Output the records exactly as they appear, with no pictures included.

====== Records for the exercise ======

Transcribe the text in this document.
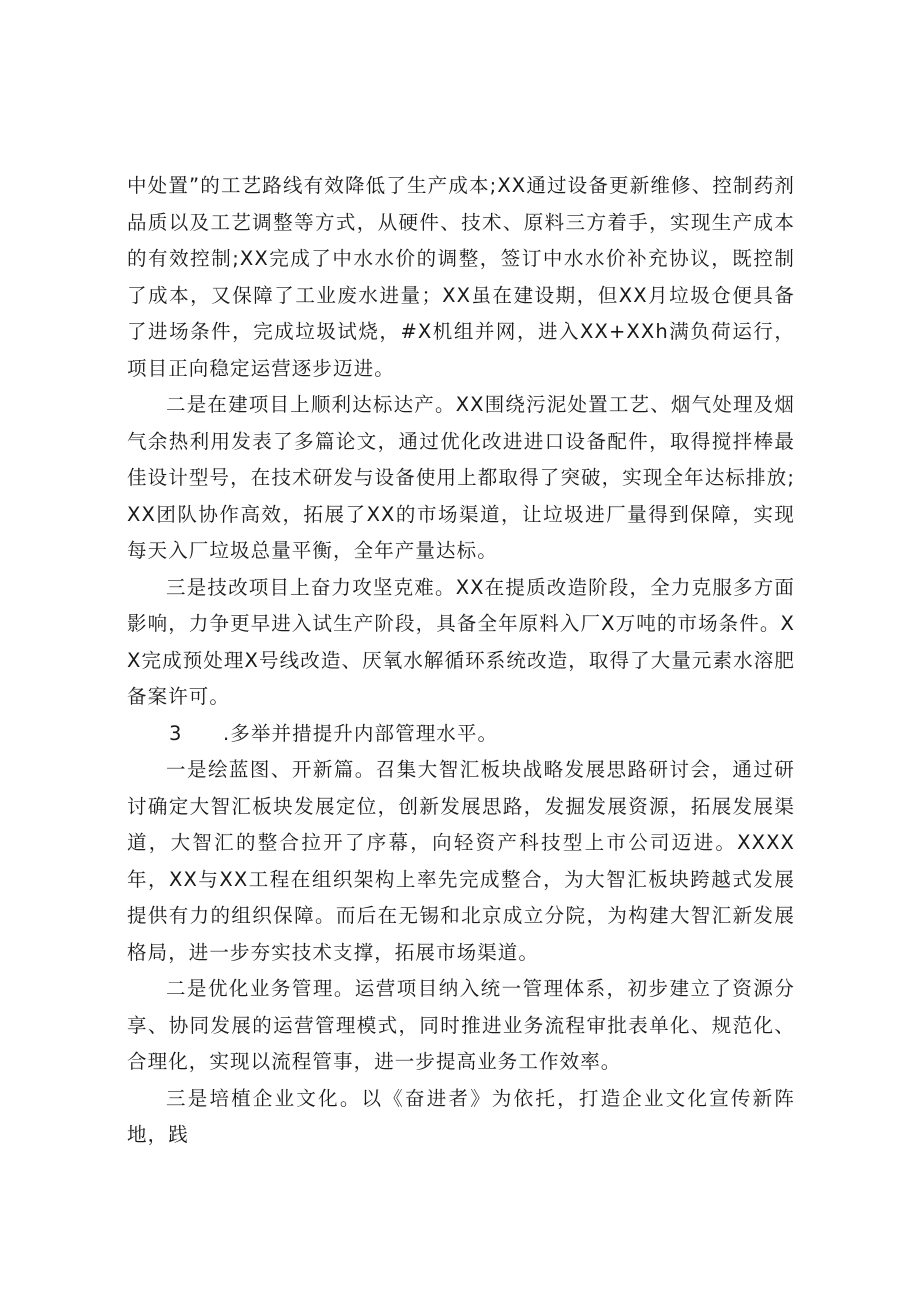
中处置”的工艺路线有效降低了生产成本;XX通过设备更新维修、控制药剂品质以及工艺调整等方式，从硬件、技术、原料三方着手，实现生产成本的有效控制;XX完成了中水水价的调整，签订中水水价补充协议，既控制了成本，又保障了工业废水进量；XX虽在建设期，但XX月垃圾仓便具备了进场条件，完成垃圾试烧，#X机组并网，进入XX+XXh满负荷运行，项目正向稳定运营逐步迈进。

二是在建项目上顺利达标达产。XX围绕污泥处置工艺、烟气处理及烟气余热利用发表了多篇论文，通过优化改进进口设备配件，取得搅拌棒最佳设计型号，在技术研发与设备使用上都取得了突破，实现全年达标排放;XX团队协作高效，拓展了XX的市场渠道，让垃圾进厂量得到保障，实现每天入厂垃圾总量平衡，全年产量达标。

三是技改项目上奋力攻坚克难。XX在提质改造阶段，全力克服多方面影响，力争更早进入试生产阶段，具备全年原料入厂X万吨的市场条件。XX完成预处理X号线改造、厌氧水解循环系统改造，取得了大量元素水溶肥备案许可。

3 .多举并措提升内部管理水平。

一是绘蓝图、开新篇。召集大智汇板块战略发展思路研讨会，通过研讨确定大智汇板块发展定位，创新发展思路，发掘发展资源，拓展发展渠道，大智汇的整合拉开了序幕，向轻资产科技型上市公司迈进。XXXX年，XX与XX工程在组织架构上率先完成整合，为大智汇板块跨越式发展提供有力的组织保障。而后在无锡和北京成立分院，为构建大智汇新发展格局，进一步夯实技术支撑，拓展市场渠道。

二是优化业务管理。运营项目纳入统一管理体系，初步建立了资源分享、协同发展的运营管理模式，同时推进业务流程审批表单化、规范化、合理化，实现以流程管事，进一步提高业务工作效率。

三是培植企业文化。以《奋进者》为依托，打造企业文化宣传新阵地，践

======

● Finished answer:
Transcribe the text in this document.
中处置”的工艺路线有效降低了生产成本;XX通过设备更新维修、控制药剂品质以及工艺调整等方式，从硬件、技术、原料三方着手，实现生产成本的有效控制;XX完成了中水水价的调整，签订中水水价补充协议，既控制了成本，又保障了工业废水进量；XX虽在建设期，但XX月垃圾仓便具备了进场条件，完成垃圾试烧，#X机组并网，进入XX+XXh满负荷运行，项目正向稳定运营逐步迈进。

二是在建项目上顺利达标达产。XX围绕污泥处置工艺、烟气处理及烟气余热利用发表了多篇论文，通过优化改进进口设备配件，取得搅拌棒最佳设计型号，在技术研发与设备使用上都取得了突破，实现全年达标排放;XX团队协作高效，拓展了XX的市场渠道，让垃圾进厂量得到保障，实现每天入厂垃圾总量平衡，全年产量达标。

三是技改项目上奋力攻坚克难。XX在提质改造阶段，全力克服多方面影响，力争更早进入试生产阶段，具备全年原料入厂X万吨的市场条件。XX完成预处理X号线改造、厌氧水解循环系统改造，取得了大量元素水溶肥备案许可。

3 .多举并措提升内部管理水平。

一是绘蓝图、开新篇。召集大智汇板块战略发展思路研讨会，通过研讨确定大智汇板块发展定位，创新发展思路，发掘发展资源，拓展发展渠道，大智汇的整合拉开了序幕，向轻资产科技型上市公司迈进。XXXX年，XX与XX工程在组织架构上率先完成整合，为大智汇板块跨越式发展提供有力的组织保障。而后在无锡和北京成立分院，为构建大智汇新发展格局，进一步夯实技术支撑，拓展市场渠道。

二是优化业务管理。运营项目纳入统一管理体系，初步建立了资源分享、协同发展的运营管理模式，同时推进业务流程审批表单化、规范化、合理化，实现以流程管事，进一步提高业务工作效率。

三是培植企业文化。以《奋进者》为依托，打造企业文化宣传新阵地，践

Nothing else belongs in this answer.